%%

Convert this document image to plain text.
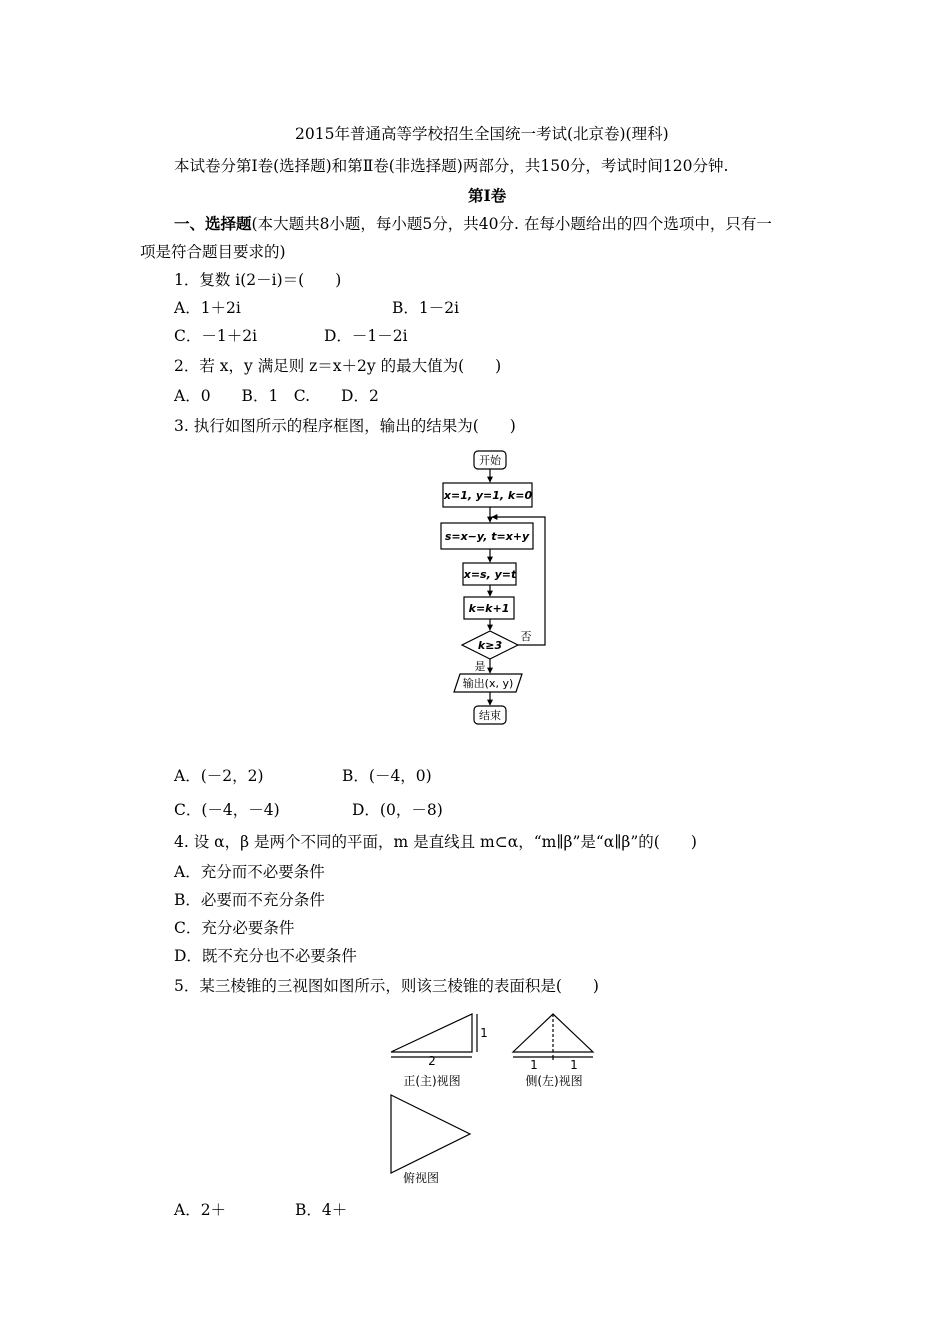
2015年普通高等学校招生全国统一考试(北京卷)(理科)
本试卷分第Ⅰ卷(选择题)和第Ⅱ卷(非选择题)两部分，共150分，考试时间120分钟.
第Ⅰ卷
一、选择题(本大题共8小题，每小题5分，共40分. 在每小题给出的四个选项中，只有一
项是符合题目要求的)
1．复数 i(2－i)＝(　　)
A．1＋2i	B．1－2i
C．－1＋2i	D．－1－2i
2．若 x，y 满足则 z＝x＋2y 的最大值为(　　)
A．0　　B．1　C.　　D．2
3. 执行如图所示的程序框图，输出的结果为(　　)
开始
x=1, y=1, k=0
s=x−y, t=x+y
x=s, y=t
k=k+1
k≥3
否
是
输出(x, y)
结束
A．(－2，2)	B．(－4，0)
C．(－4，－4)	D．(0，－8)
4. 设 α，β 是两个不同的平面，m 是直线且 m⊂α，“m∥β”是“α∥β”的(　　)
A．充分而不必要条件
B．必要而不充分条件
C．充分必要条件
D．既不充分也不必要条件
5．某三棱锥的三视图如图所示，则该三棱锥的表面积是(　　)
1
2	1	1
正(主)视图	侧(左)视图
俯视图
A．2＋	B．4＋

%%

[Written exercise]:
Copy the data word for word. Pictures do not go in the copy.

[Correct response]:
Convert this document image to plain text.
2015年普通高等学校招生全国统一考试(北京卷)(理科)
本试卷分第Ⅰ卷(选择题)和第Ⅱ卷(非选择题)两部分，共150分，考试时间120分钟.
第Ⅰ卷
一、选择题(本大题共8小题，每小题5分，共40分. 在每小题给出的四个选项中，只有一
项是符合题目要求的)
1．复数 i(2－i)＝(　　)
A．1＋2i	B．1－2i
C．－1＋2i	D．－1－2i
2．若 x，y 满足则 z＝x＋2y 的最大值为(　　)
A．0　　B．1　C.　　D．2
3. 执行如图所示的程序框图，输出的结果为(　　)
开始
x=1, y=1, k=0
s=x−y, t=x+y
x=s, y=t
k=k+1
k≥3
否
是
输出(x, y)
结束
A．(－2，2)	B．(－4，0)
C．(－4，－4)	D．(0，－8)
4. 设 α，β 是两个不同的平面，m 是直线且 m⊂α，“m∥β”是“α∥β”的(　　)
A．充分而不必要条件
B．必要而不充分条件
C．充分必要条件
D．既不充分也不必要条件
5．某三棱锥的三视图如图所示，则该三棱锥的表面积是(　　)
1
2	1	1
正(主)视图	侧(左)视图
俯视图
A．2＋	B．4＋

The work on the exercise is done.